--- START OF DATA FOR THIS EXERCISE ---

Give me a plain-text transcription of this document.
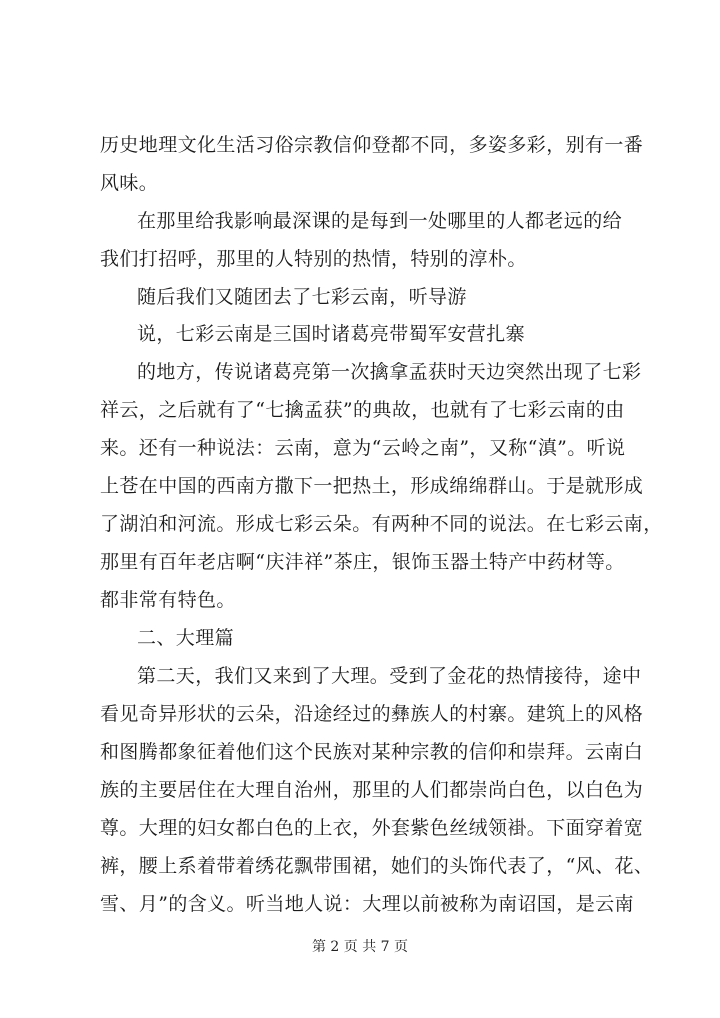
历史地理文化生活习俗宗教信仰登都不同，多姿多彩，别有一番
风味。
在那里给我影响最深课的是每到一处哪里的人都老远的给
我们打招呼，那里的人特别的热情，特别的淳朴。
随后我们又随团去了七彩云南，听导游
说，七彩云南是三国时诸葛亮带蜀军安营扎寨
的地方，传说诸葛亮第一次擒拿孟获时天边突然出现了七彩
祥云，之后就有了“七擒孟获”的典故，也就有了七彩云南的由
来。还有一种说法：云南，意为“云岭之南”，又称“滇”。听说
上苍在中国的西南方撒下一把热土，形成绵绵群山。于是就形成
了湖泊和河流。形成七彩云朵。有两种不同的说法。在七彩云南，
那里有百年老店啊“庆沣祥”茶庄，银饰玉器土特产中药材等。
都非常有特色。
二、大理篇
第二天，我们又来到了大理。受到了金花的热情接待，途中
看见奇异形状的云朵，沿途经过的彝族人的村寨。建筑上的风格
和图腾都象征着他们这个民族对某种宗教的信仰和崇拜。云南白
族的主要居住在大理自治州，那里的人们都崇尚白色，以白色为
尊。大理的妇女都白色的上衣，外套紫色丝绒领褂。下面穿着宽
裤，腰上系着带着绣花飘带围裙，她们的头饰代表了，“风、花、
雪、月”的含义。听当地人说：大理以前被称为南诏国，是云南
第 2 页 共 7 页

--- END OF DATA FOR THIS EXERCISE ---

_WHAT TO WORK ON_
Quote each entry above verbatim and drop the pictures.

_EXPECTED ANSWER_
Give me a plain-text transcription of this document.
历史地理文化生活习俗宗教信仰登都不同，多姿多彩，别有一番
风味。
在那里给我影响最深课的是每到一处哪里的人都老远的给
我们打招呼，那里的人特别的热情，特别的淳朴。
随后我们又随团去了七彩云南，听导游
说，七彩云南是三国时诸葛亮带蜀军安营扎寨
的地方，传说诸葛亮第一次擒拿孟获时天边突然出现了七彩
祥云，之后就有了“七擒孟获”的典故，也就有了七彩云南的由
来。还有一种说法：云南，意为“云岭之南”，又称“滇”。听说
上苍在中国的西南方撒下一把热土，形成绵绵群山。于是就形成
了湖泊和河流。形成七彩云朵。有两种不同的说法。在七彩云南，
那里有百年老店啊“庆沣祥”茶庄，银饰玉器土特产中药材等。
都非常有特色。
二、大理篇
第二天，我们又来到了大理。受到了金花的热情接待，途中
看见奇异形状的云朵，沿途经过的彝族人的村寨。建筑上的风格
和图腾都象征着他们这个民族对某种宗教的信仰和崇拜。云南白
族的主要居住在大理自治州，那里的人们都崇尚白色，以白色为
尊。大理的妇女都白色的上衣，外套紫色丝绒领褂。下面穿着宽
裤，腰上系着带着绣花飘带围裙，她们的头饰代表了，“风、花、
雪、月”的含义。听当地人说：大理以前被称为南诏国，是云南
第 2 页 共 7 页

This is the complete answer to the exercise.